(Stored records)
▼▼▼
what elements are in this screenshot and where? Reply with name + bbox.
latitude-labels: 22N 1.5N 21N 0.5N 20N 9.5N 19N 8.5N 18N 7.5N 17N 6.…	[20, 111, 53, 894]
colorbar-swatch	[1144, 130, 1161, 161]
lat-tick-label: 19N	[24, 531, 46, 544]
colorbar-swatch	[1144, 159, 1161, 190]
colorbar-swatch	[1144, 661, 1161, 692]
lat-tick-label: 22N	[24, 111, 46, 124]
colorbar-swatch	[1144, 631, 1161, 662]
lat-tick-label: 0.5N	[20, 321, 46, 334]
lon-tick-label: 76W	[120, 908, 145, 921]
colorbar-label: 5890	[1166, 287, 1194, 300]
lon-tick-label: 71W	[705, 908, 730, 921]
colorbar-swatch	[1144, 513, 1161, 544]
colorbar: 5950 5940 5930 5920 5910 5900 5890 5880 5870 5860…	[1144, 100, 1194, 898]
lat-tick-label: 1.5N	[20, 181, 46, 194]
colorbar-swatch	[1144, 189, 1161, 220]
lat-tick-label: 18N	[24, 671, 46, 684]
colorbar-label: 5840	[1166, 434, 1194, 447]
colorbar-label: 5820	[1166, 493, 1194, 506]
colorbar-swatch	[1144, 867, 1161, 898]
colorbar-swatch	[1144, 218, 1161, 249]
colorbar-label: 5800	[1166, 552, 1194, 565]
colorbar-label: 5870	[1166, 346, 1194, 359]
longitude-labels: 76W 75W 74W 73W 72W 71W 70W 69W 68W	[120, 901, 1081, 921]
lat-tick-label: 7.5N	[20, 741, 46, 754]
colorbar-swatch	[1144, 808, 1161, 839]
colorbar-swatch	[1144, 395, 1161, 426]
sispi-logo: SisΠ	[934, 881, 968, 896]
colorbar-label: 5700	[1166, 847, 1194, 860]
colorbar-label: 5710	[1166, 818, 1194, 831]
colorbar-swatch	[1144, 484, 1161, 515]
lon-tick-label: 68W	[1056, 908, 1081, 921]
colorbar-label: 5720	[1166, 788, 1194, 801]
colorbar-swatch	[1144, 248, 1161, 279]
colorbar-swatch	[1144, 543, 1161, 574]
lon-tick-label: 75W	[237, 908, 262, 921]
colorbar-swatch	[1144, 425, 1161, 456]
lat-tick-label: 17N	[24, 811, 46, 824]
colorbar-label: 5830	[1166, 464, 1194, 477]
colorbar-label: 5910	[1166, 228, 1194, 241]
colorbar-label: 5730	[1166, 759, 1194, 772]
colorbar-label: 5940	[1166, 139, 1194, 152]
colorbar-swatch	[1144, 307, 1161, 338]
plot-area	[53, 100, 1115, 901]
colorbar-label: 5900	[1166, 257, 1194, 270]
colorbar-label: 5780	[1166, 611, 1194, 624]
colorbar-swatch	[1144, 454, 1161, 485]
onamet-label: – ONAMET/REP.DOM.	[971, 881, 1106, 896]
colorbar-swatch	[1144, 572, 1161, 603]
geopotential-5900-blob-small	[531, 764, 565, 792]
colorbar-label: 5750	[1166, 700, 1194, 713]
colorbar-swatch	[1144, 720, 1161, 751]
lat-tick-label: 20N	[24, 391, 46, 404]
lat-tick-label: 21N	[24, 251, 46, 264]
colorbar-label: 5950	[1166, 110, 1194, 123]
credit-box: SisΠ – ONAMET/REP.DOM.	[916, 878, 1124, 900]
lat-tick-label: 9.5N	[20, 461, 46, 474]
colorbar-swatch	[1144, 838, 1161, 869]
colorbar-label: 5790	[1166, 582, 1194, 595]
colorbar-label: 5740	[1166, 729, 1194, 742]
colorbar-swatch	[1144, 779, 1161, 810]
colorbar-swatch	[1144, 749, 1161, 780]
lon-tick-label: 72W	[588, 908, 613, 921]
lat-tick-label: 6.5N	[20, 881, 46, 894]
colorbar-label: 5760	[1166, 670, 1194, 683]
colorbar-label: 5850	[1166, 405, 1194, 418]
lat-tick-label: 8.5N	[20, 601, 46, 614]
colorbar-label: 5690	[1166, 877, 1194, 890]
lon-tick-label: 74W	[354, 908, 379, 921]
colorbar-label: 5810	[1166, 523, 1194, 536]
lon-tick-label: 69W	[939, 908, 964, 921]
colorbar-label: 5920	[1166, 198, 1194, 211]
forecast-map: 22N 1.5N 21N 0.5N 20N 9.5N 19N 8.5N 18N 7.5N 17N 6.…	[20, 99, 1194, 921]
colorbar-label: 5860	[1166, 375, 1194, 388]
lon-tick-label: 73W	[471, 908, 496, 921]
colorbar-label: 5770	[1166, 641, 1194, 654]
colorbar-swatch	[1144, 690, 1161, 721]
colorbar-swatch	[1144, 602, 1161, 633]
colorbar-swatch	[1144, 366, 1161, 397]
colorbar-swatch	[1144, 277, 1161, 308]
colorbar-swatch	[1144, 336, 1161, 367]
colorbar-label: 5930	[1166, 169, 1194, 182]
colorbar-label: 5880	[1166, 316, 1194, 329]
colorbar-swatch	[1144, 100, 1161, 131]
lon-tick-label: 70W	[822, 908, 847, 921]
▲▲▲
### Request
Rewrite all the data above with "colorbar-swatch" changed to "color-swatch" wherever it occurs. Keep everything else the same.

### Task response
what elements are in this screenshot and where? Reply with name + bbox.
latitude-labels: 22N 1.5N 21N 0.5N 20N 9.5N 19N 8.5N 18N 7.5N 17N 6.…	[20, 111, 53, 894]
color-swatch	[1144, 130, 1161, 161]
lat-tick-label: 19N	[24, 531, 46, 544]
color-swatch	[1144, 159, 1161, 190]
color-swatch	[1144, 661, 1161, 692]
lat-tick-label: 22N	[24, 111, 46, 124]
color-swatch	[1144, 631, 1161, 662]
lat-tick-label: 0.5N	[20, 321, 46, 334]
lon-tick-label: 76W	[120, 908, 145, 921]
colorbar-label: 5890	[1166, 287, 1194, 300]
lon-tick-label: 71W	[705, 908, 730, 921]
color-swatch	[1144, 513, 1161, 544]
colorbar: 5950 5940 5930 5920 5910 5900 5890 5880 5870 5860…	[1144, 100, 1194, 898]
lat-tick-label: 1.5N	[20, 181, 46, 194]
color-swatch	[1144, 189, 1161, 220]
lat-tick-label: 18N	[24, 671, 46, 684]
colorbar-label: 5840	[1166, 434, 1194, 447]
colorbar-label: 5820	[1166, 493, 1194, 506]
color-swatch	[1144, 867, 1161, 898]
color-swatch	[1144, 218, 1161, 249]
colorbar-label: 5800	[1166, 552, 1194, 565]
colorbar-label: 5870	[1166, 346, 1194, 359]
longitude-labels: 76W 75W 74W 73W 72W 71W 70W 69W 68W	[120, 901, 1081, 921]
lat-tick-label: 7.5N	[20, 741, 46, 754]
color-swatch	[1144, 808, 1161, 839]
color-swatch	[1144, 395, 1161, 426]
sispi-logo: SisΠ	[934, 881, 968, 896]
colorbar-label: 5700	[1166, 847, 1194, 860]
colorbar-label: 5710	[1166, 818, 1194, 831]
color-swatch	[1144, 484, 1161, 515]
lon-tick-label: 68W	[1056, 908, 1081, 921]
colorbar-label: 5720	[1166, 788, 1194, 801]
color-swatch	[1144, 248, 1161, 279]
color-swatch	[1144, 543, 1161, 574]
lon-tick-label: 75W	[237, 908, 262, 921]
color-swatch	[1144, 425, 1161, 456]
lat-tick-label: 17N	[24, 811, 46, 824]
colorbar-label: 5830	[1166, 464, 1194, 477]
colorbar-label: 5910	[1166, 228, 1194, 241]
colorbar-label: 5730	[1166, 759, 1194, 772]
colorbar-label: 5940	[1166, 139, 1194, 152]
color-swatch	[1144, 307, 1161, 338]
plot-area	[53, 100, 1115, 901]
colorbar-label: 5900	[1166, 257, 1194, 270]
colorbar-label: 5780	[1166, 611, 1194, 624]
color-swatch	[1144, 454, 1161, 485]
onamet-label: – ONAMET/REP.DOM.	[971, 881, 1106, 896]
color-swatch	[1144, 572, 1161, 603]
geopotential-5900-blob-small	[531, 764, 565, 792]
colorbar-label: 5750	[1166, 700, 1194, 713]
color-swatch	[1144, 720, 1161, 751]
lat-tick-label: 20N	[24, 391, 46, 404]
lat-tick-label: 21N	[24, 251, 46, 264]
colorbar-label: 5950	[1166, 110, 1194, 123]
credit-box: SisΠ – ONAMET/REP.DOM.	[916, 878, 1124, 900]
lat-tick-label: 9.5N	[20, 461, 46, 474]
color-swatch	[1144, 838, 1161, 869]
colorbar-label: 5790	[1166, 582, 1194, 595]
colorbar-label: 5740	[1166, 729, 1194, 742]
color-swatch	[1144, 779, 1161, 810]
color-swatch	[1144, 749, 1161, 780]
lon-tick-label: 72W	[588, 908, 613, 921]
lat-tick-label: 6.5N	[20, 881, 46, 894]
colorbar-label: 5760	[1166, 670, 1194, 683]
colorbar-label: 5850	[1166, 405, 1194, 418]
lat-tick-label: 8.5N	[20, 601, 46, 614]
colorbar-label: 5690	[1166, 877, 1194, 890]
lon-tick-label: 74W	[354, 908, 379, 921]
colorbar-label: 5810	[1166, 523, 1194, 536]
lon-tick-label: 69W	[939, 908, 964, 921]
colorbar-label: 5920	[1166, 198, 1194, 211]
forecast-map: 22N 1.5N 21N 0.5N 20N 9.5N 19N 8.5N 18N 7.5N 17N 6.…	[20, 99, 1194, 921]
colorbar-label: 5860	[1166, 375, 1194, 388]
lon-tick-label: 73W	[471, 908, 496, 921]
colorbar-label: 5770	[1166, 641, 1194, 654]
color-swatch	[1144, 690, 1161, 721]
color-swatch	[1144, 602, 1161, 633]
color-swatch	[1144, 366, 1161, 397]
color-swatch	[1144, 277, 1161, 308]
color-swatch	[1144, 336, 1161, 367]
colorbar-label: 5930	[1166, 169, 1194, 182]
colorbar-label: 5880	[1166, 316, 1194, 329]
color-swatch	[1144, 100, 1161, 131]
lon-tick-label: 70W	[822, 908, 847, 921]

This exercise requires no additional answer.